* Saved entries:
______

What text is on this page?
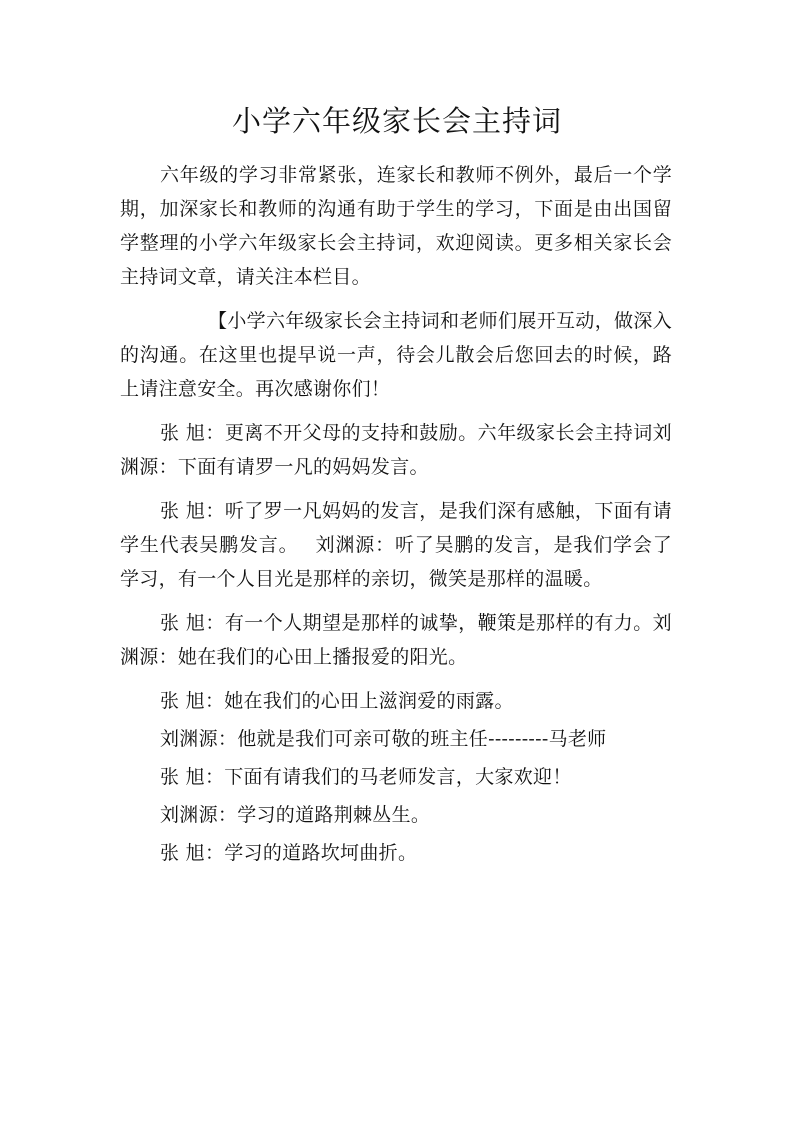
小学六年级家长会主持词

六年级的学习非常紧张，连家长和教师不例外，最后一个学期，加深家长和教师的沟通有助于学生的学习，下面是由出国留学整理的小学六年级家长会主持词，欢迎阅读。更多相关家长会主持词文章，请关注本栏目。

【小学六年级家长会主持词和老师们展开互动，做深入的沟通。在这里也提早说一声，待会儿散会后您回去的时候，路上请注意安全。再次感谢你们！

张 旭：更离不开父母的支持和鼓励。六年级家长会主持词刘渊源：下面有请罗一凡的妈妈发言。

张 旭：听了罗一凡妈妈的发言，是我们深有感触，下面有请学生代表吴鹏发言。　 刘渊源：听了吴鹏的发言，是我们学会了学习，有一个人目光是那样的亲切，微笑是那样的温暖。

张 旭：有一个人期望是那样的诚挚，鞭策是那样的有力。刘渊源：她在我们的心田上播报爱的阳光。

张 旭：她在我们的心田上滋润爱的雨露。

刘渊源：他就是我们可亲可敬的班主任---------马老师

张 旭：下面有请我们的马老师发言，大家欢迎！

刘渊源：学习的道路荆棘丛生。

张 旭：学习的道路坎坷曲折。
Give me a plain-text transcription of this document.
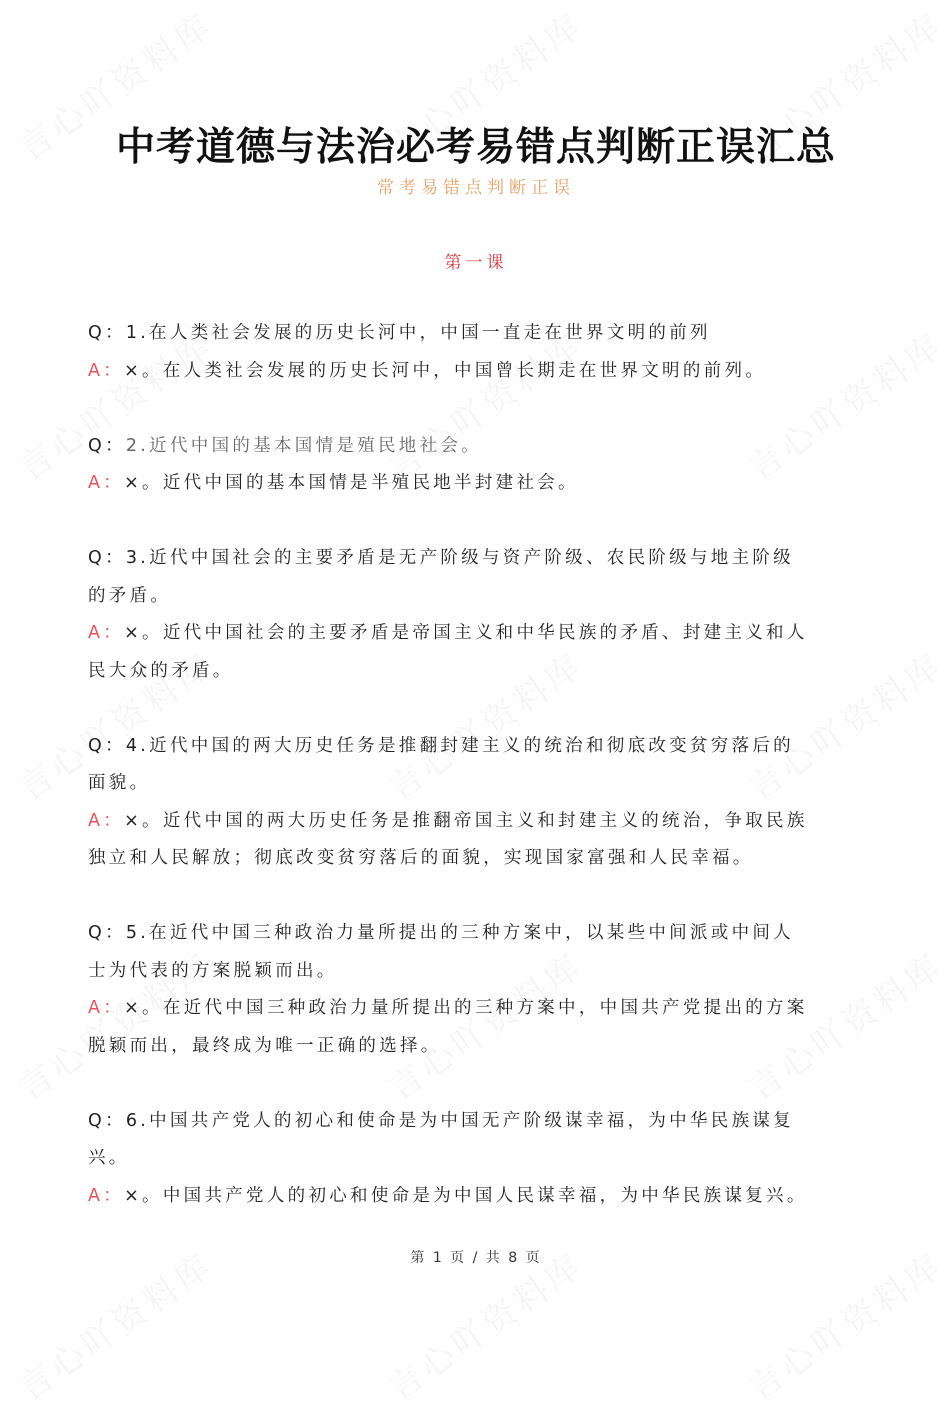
中考道德与法治必考易错点判断正误汇总
常考易错点判断正误
第一课
Q：1.在人类社会发展的历史长河中，中国一直走在世界文明的前列
A：×。在人类社会发展的历史长河中，中国曾长期走在世界文明的前列。
Q：2.近代中国的基本国情是殖民地社会。
A：×。近代中国的基本国情是半殖民地半封建社会。
Q：3.近代中国社会的主要矛盾是无产阶级与资产阶级、农民阶级与地主阶级
的矛盾。
A：×。近代中国社会的主要矛盾是帝国主义和中华民族的矛盾、封建主义和人
民大众的矛盾。
Q：4.近代中国的两大历史任务是推翻封建主义的统治和彻底改变贫穷落后的
面貌。
A：×。近代中国的两大历史任务是推翻帝国主义和封建主义的统治，争取民族
独立和人民解放；彻底改变贫穷落后的面貌，实现国家富强和人民幸福。
Q：5.在近代中国三种政治力量所提出的三种方案中，以某些中间派或中间人
士为代表的方案脱颖而出。
A：×。在近代中国三种政治力量所提出的三种方案中，中国共产党提出的方案
脱颖而出，最终成为唯一正确的选择。
Q：6.中国共产党人的初心和使命是为中国无产阶级谋幸福，为中华民族谋复
兴。
A：×。中国共产党人的初心和使命是为中国人民谋幸福，为中华民族谋复兴。
第 1 页 / 共 8 页
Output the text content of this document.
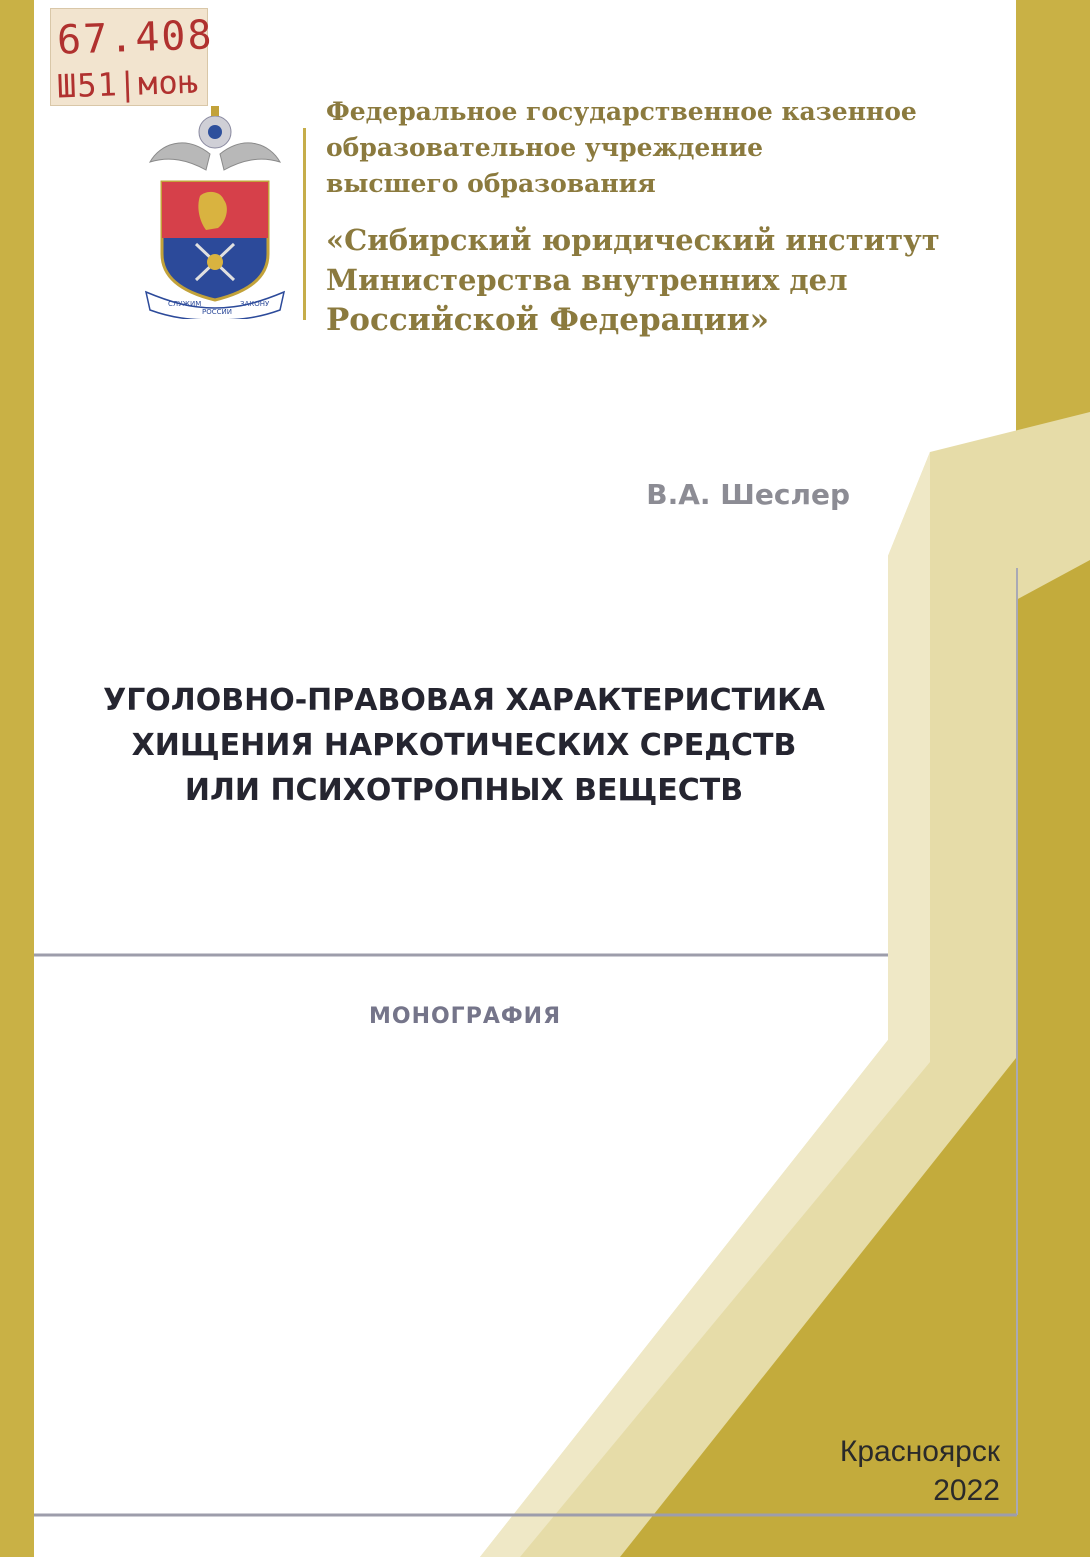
67.408
Ш51|моњ
СЛУЖИМ
РОССИИ
ЗАКОНУ
Федеральное государственное казенное
образовательное учреждение
высшего образования
«Сибирский юридический институт
Министерства внутренних дел
Российской Федерации»
В.А. Шеслер
УГОЛОВНО-ПРАВОВАЯ ХАРАКТЕРИСТИКА
ХИЩЕНИЯ НАРКОТИЧЕСКИХ СРЕДСТВ
ИЛИ ПСИХОТРОПНЫХ ВЕЩЕСТВ
МОНОГРАФИЯ
Красноярск
2022
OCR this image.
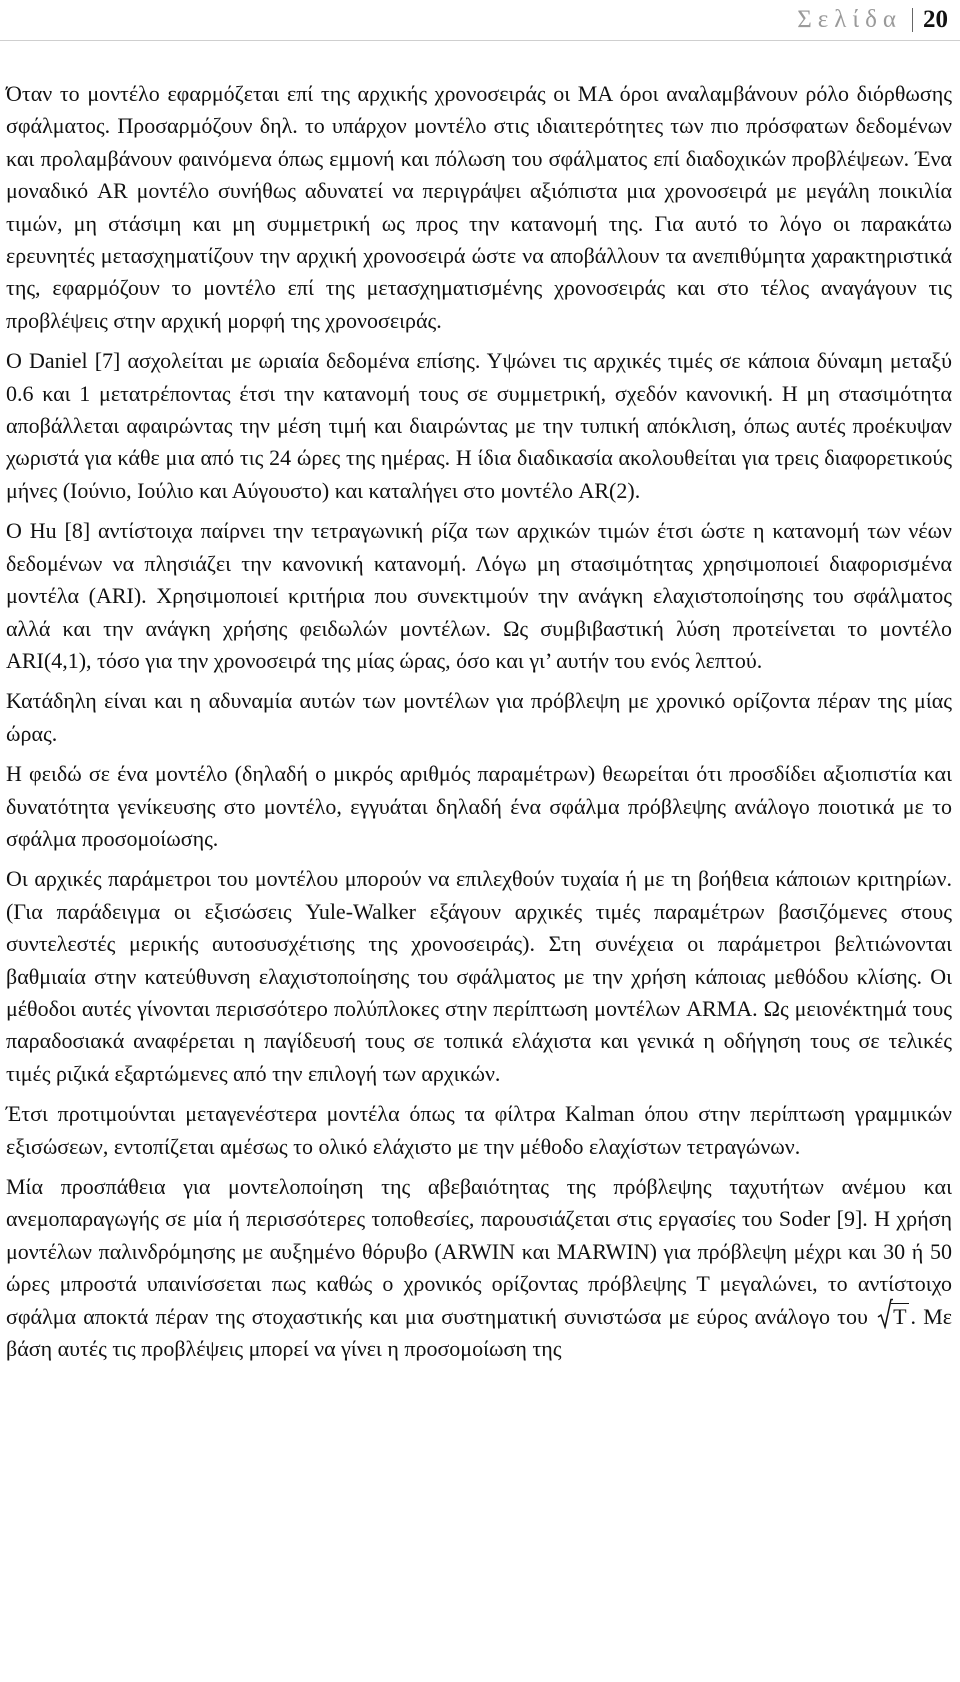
Σελίδα 20

Όταν το μοντέλο εφαρμόζεται επί της αρχικής χρονοσειράς οι MA όροι αναλαμβάνουν ρόλο διόρθωσης σφάλματος. Προσαρμόζουν δηλ. το υπάρχον μοντέλο στις ιδιαιτερότητες των πιο πρόσφατων δεδομένων και προλαμβάνουν φαινόμενα όπως εμμονή και πόλωση του σφάλματος επί διαδοχικών προβλέψεων. Ένα μοναδικό AR μοντέλο συνήθως αδυνατεί να περιγράψει αξιόπιστα μια χρονοσειρά με μεγάλη ποικιλία τιμών, μη στάσιμη και μη συμμετρική ως προς την κατανομή της. Για αυτό το λόγο οι παρακάτω ερευνητές μετασχηματίζουν την αρχική χρονοσειρά ώστε να αποβάλλουν τα ανεπιθύμητα χαρακτηριστικά της, εφαρμόζουν το μοντέλο επί της μετασχηματισμένης χρονοσειράς και στο τέλος αναγάγουν τις προβλέψεις στην αρχική μορφή της χρονοσειράς.

Ο Daniel [7] ασχολείται με ωριαία δεδομένα επίσης. Υψώνει τις αρχικές τιμές σε κάποια δύναμη μεταξύ 0.6 και 1 μετατρέποντας έτσι την κατανομή τους σε συμμετρική, σχεδόν κανονική. Η μη στασιμότητα αποβάλλεται αφαιρώντας την μέση τιμή και διαιρώντας με την τυπική απόκλιση, όπως αυτές προέκυψαν χωριστά για κάθε μια από τις 24 ώρες της ημέρας. Η ίδια διαδικασία ακολουθείται για τρεις διαφορετικούς μήνες (Ιούνιο, Ιούλιο και Αύγουστο) και καταλήγει στο μοντέλο AR(2).

Ο Hu [8] αντίστοιχα παίρνει την τετραγωνική ρίζα των αρχικών τιμών έτσι ώστε η κατανομή των νέων δεδομένων να πλησιάζει την κανονική κατανομή. Λόγω μη στασιμότητας χρησιμοποιεί διαφορισμένα μοντέλα (ARI). Χρησιμοποιεί κριτήρια που συνεκτιμούν την ανάγκη ελαχιστοποίησης του σφάλματος αλλά και την ανάγκη χρήσης φειδωλών μοντέλων. Ως συμβιβαστική λύση προτείνεται το μοντέλο ARI(4,1), τόσο για την χρονοσειρά της μίας ώρας, όσο και γι’ αυτήν του ενός λεπτού.

Κατάδηλη είναι και η αδυναμία αυτών των μοντέλων για πρόβλεψη με χρονικό ορίζοντα πέραν της μίας ώρας.

Η φειδώ σε ένα μοντέλο (δηλαδή ο μικρός αριθμός παραμέτρων) θεωρείται ότι προσδίδει αξιοπιστία και δυνατότητα γενίκευσης στο μοντέλο, εγγυάται δηλαδή ένα σφάλμα πρόβλεψης ανάλογο ποιοτικά με το σφάλμα προσομοίωσης.

Οι αρχικές παράμετροι του μοντέλου μπορούν να επιλεχθούν τυχαία ή με τη βοήθεια κάποιων κριτηρίων. (Για παράδειγμα οι εξισώσεις Yule-Walker εξάγουν αρχικές τιμές παραμέτρων βασιζόμενες στους συντελεστές μερικής αυτοσυσχέτισης της χρονοσειράς). Στη συνέχεια οι παράμετροι βελτιώνονται βαθμιαία στην κατεύθυνση ελαχιστοποίησης του σφάλματος με την χρήση κάποιας μεθόδου κλίσης. Οι μέθοδοι αυτές γίνονται περισσότερο πολύπλοκες στην περίπτωση μοντέλων ARMA. Ως μειονέκτημά τους παραδοσιακά αναφέρεται η παγίδευσή τους σε τοπικά ελάχιστα και γενικά η οδήγηση τους σε τελικές τιμές ριζικά εξαρτώμενες από την επιλογή των αρχικών.

Έτσι προτιμούνται μεταγενέστερα μοντέλα όπως τα φίλτρα Kalman όπου στην περίπτωση γραμμικών εξισώσεων, εντοπίζεται αμέσως το ολικό ελάχιστο με την μέθοδο ελαχίστων τετραγώνων.

Μία προσπάθεια για μοντελοποίηση της αβεβαιότητας της πρόβλεψης ταχυτήτων ανέμου και ανεμοπαραγωγής σε μία ή περισσότερες τοποθεσίες, παρουσιάζεται στις εργασίες του Soder [9]. Η χρήση μοντέλων παλινδρόμησης με αυξημένο θόρυβο (ARWIN και MARWIN) για πρόβλεψη μέχρι και 30 ή 50 ώρες μπροστά υπαινίσσεται πως καθώς ο χρονικός ορίζοντας πρόβλεψης T μεγαλώνει, το αντίστοιχο σφάλμα αποκτά πέραν της στοχαστικής και μια συστηματική συνιστώσα με εύρος ανάλογο του T . Με βάση αυτές τις προβλέψεις μπορεί να γίνει η προσομοίωση της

______

* OBJECTIVE: Lines that include the word "αρχικές" are to be extracted from the data above.

* SOLUTION TO THE PROBLEM:
Ο Daniel [7] ασχολείται με ωριαία δεδομένα επίσης. Υψώνει τις αρχικές τιμές σε κάποια δύναμη μεταξύ 0.6 και 1 μετατρέποντας έτσι την κατανομή τους σε συμμετρική, σχεδόν κανονική. Η μη στασιμότητα αποβάλλεται αφαιρώντας την μέση τιμή και διαιρώντας με την τυπική απόκλιση, όπως αυτές προέκυψαν χωριστά για κάθε μια από τις 24 ώρες της ημέρας. Η ίδια διαδικασία ακολουθείται για τρεις διαφορετικούς μήνες (Ιούνιο, Ιούλιο και Αύγουστο) και καταλήγει στο μοντέλο AR(2).
Οι αρχικές παράμετροι του μοντέλου μπορούν να επιλεχθούν τυχαία ή με τη βοήθεια κάποιων κριτηρίων. (Για παράδειγμα οι εξισώσεις Yule-Walker εξάγουν αρχικές τιμές παραμέτρων βασιζόμενες στους συντελεστές μερικής αυτοσυσχέτισης της χρονοσειράς). Στη συνέχεια οι παράμετροι βελτιώνονται βαθμιαία στην κατεύθυνση ελαχιστοποίησης του σφάλματος με την χρήση κάποιας μεθόδου κλίσης. Οι μέθοδοι αυτές γίνονται περισσότερο πολύπλοκες στην περίπτωση μοντέλων ARMA. Ως μειονέκτημά τους παραδοσιακά αναφέρεται η παγίδευσή τους σε τοπικά ελάχιστα και γενικά η οδήγηση τους σε τελικές τιμές ριζικά εξαρτώμενες από την επιλογή των αρχικών.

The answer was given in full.